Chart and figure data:
— START —

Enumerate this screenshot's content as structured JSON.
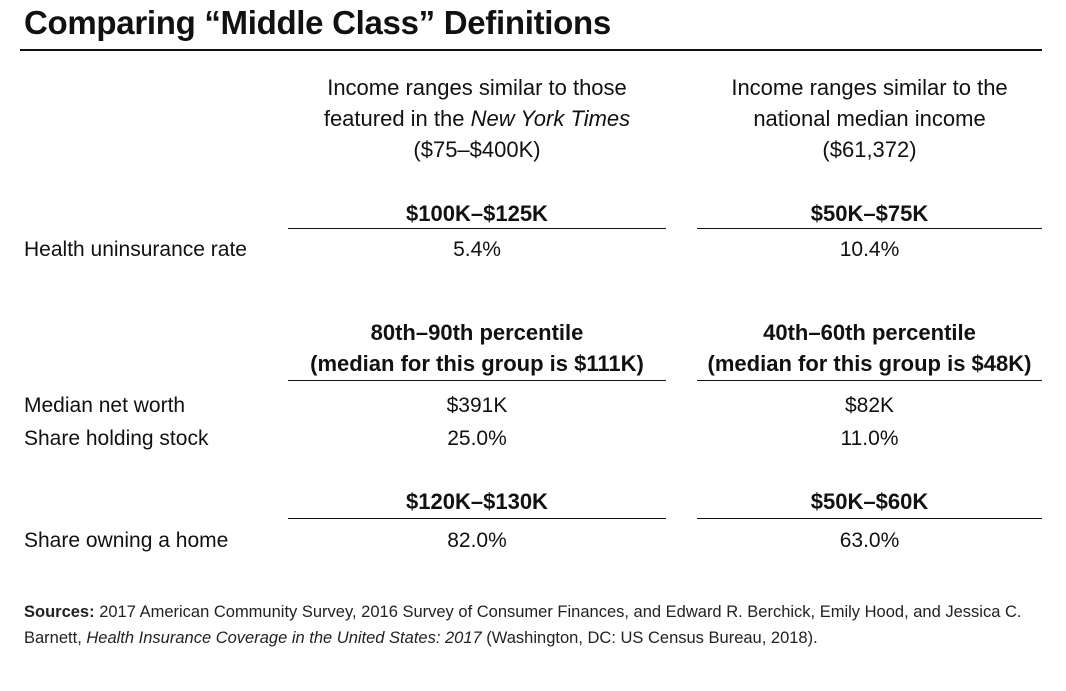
{
  "title": "Comparing “Middle Class” Definitions",
  "columns": [
    {
      "head_line1": "Income ranges similar to those",
      "head_line2_pre": "featured in  the ",
      "head_line2_italic": "New York Times",
      "head_line3": "($75–$400K)"
    },
    {
      "head_line1": "Income ranges similar to the",
      "head_line2_pre": "national median income",
      "head_line2_italic": "",
      "head_line3": "($61,372)"
    }
  ],
  "sections": [
    {
      "group_labels": [
        [
          "$100K–$125K"
        ],
        [
          "$50K–$75K"
        ]
      ],
      "rows": [
        {
          "label": "Health uninsurance rate",
          "values": [
            "5.4%",
            "10.4%"
          ]
        }
      ]
    },
    {
      "group_labels": [
        [
          "80th–90th percentile",
          "(median for this group is $111K)"
        ],
        [
          "40th–60th percentile",
          "(median for this group is $48K)"
        ]
      ],
      "rows": [
        {
          "label": "Median net worth",
          "values": [
            "$391K",
            "$82K"
          ]
        },
        {
          "label": "Share holding stock",
          "values": [
            "25.0%",
            "11.0%"
          ]
        }
      ]
    },
    {
      "group_labels": [
        [
          "$120K–$130K"
        ],
        [
          "$50K–$60K"
        ]
      ],
      "rows": [
        {
          "label": "Share owning a home",
          "values": [
            "82.0%",
            "63.0%"
          ]
        }
      ]
    }
  ],
  "sources": {
    "label": "Sources:",
    "text1": " 2017 American Community Survey, 2016 Survey of Consumer Finances, and Edward R. Berchick, Emily Hood, and Jessica C. Barnett, ",
    "italic": "Health Insurance Coverage in the United States: 2017",
    "text2": "  (Washington, DC: US Census Bureau, 2018)."
  }
}
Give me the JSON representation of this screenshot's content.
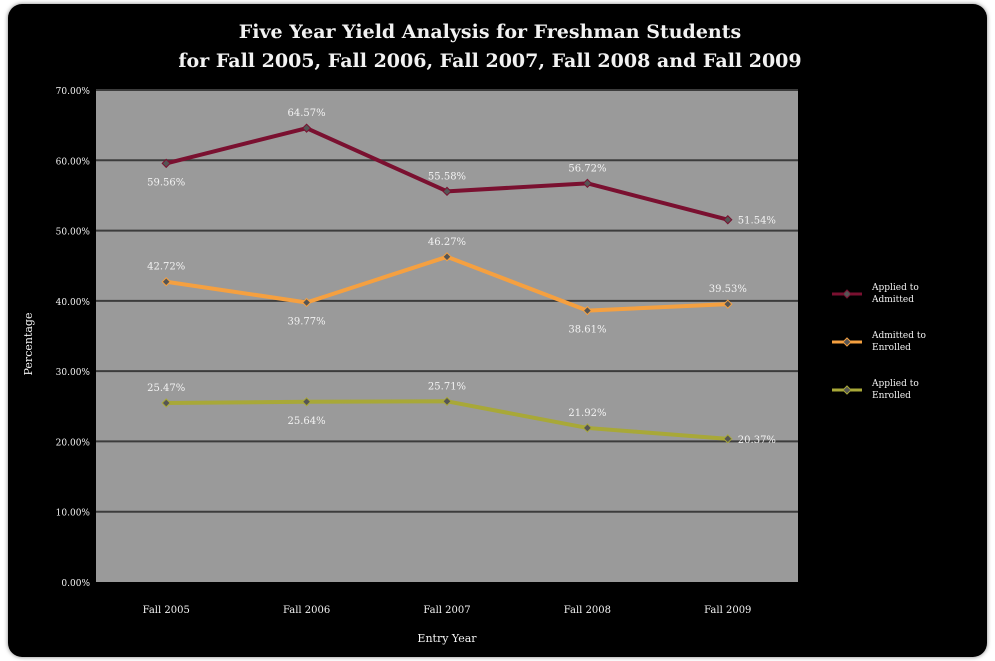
{
  "chart_data": {
    "type": "line",
    "title_line1": "Five Year Yield Analysis for Freshman Students",
    "title_line2": "for Fall 2005, Fall 2006, Fall 2007, Fall 2008 and Fall 2009",
    "xlabel": "Entry Year",
    "ylabel": "Percentage",
    "ylim": [
      0,
      70
    ],
    "yticks": [
      "0.00%",
      "10.00%",
      "20.00%",
      "30.00%",
      "40.00%",
      "50.00%",
      "60.00%",
      "70.00%"
    ],
    "categories": [
      "Fall 2005",
      "Fall 2006",
      "Fall 2007",
      "Fall 2008",
      "Fall 2009"
    ],
    "grid": true,
    "legend_position": "right",
    "colors": {
      "frame": "#000000",
      "plot": "#9a9a9a",
      "grid": "#3c3c3c",
      "text": "#f2f2f2"
    },
    "series": [
      {
        "name": "Applied to Admitted",
        "color": "#7a1030",
        "values": [
          59.56,
          64.57,
          55.58,
          56.72,
          51.54
        ],
        "labels": [
          "59.56%",
          "64.57%",
          "55.58%",
          "56.72%",
          "51.54%"
        ]
      },
      {
        "name": "Admitted to Enrolled",
        "color": "#f5a040",
        "values": [
          42.72,
          39.77,
          46.27,
          38.61,
          39.53
        ],
        "labels": [
          "42.72%",
          "39.77%",
          "46.27%",
          "38.61%",
          "39.53%"
        ]
      },
      {
        "name": "Applied to Enrolled",
        "color": "#a8a838",
        "values": [
          25.47,
          25.64,
          25.71,
          21.92,
          20.37
        ],
        "labels": [
          "25.47%",
          "25.64%",
          "25.71%",
          "21.92%",
          "20.37%"
        ]
      }
    ]
  }
}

— END —

Instruction: Locate all lines in the listing above with the word "Admitted" and copy them.

Reply:
        "name": "Applied to Admitted",
        "name": "Admitted to Enrolled",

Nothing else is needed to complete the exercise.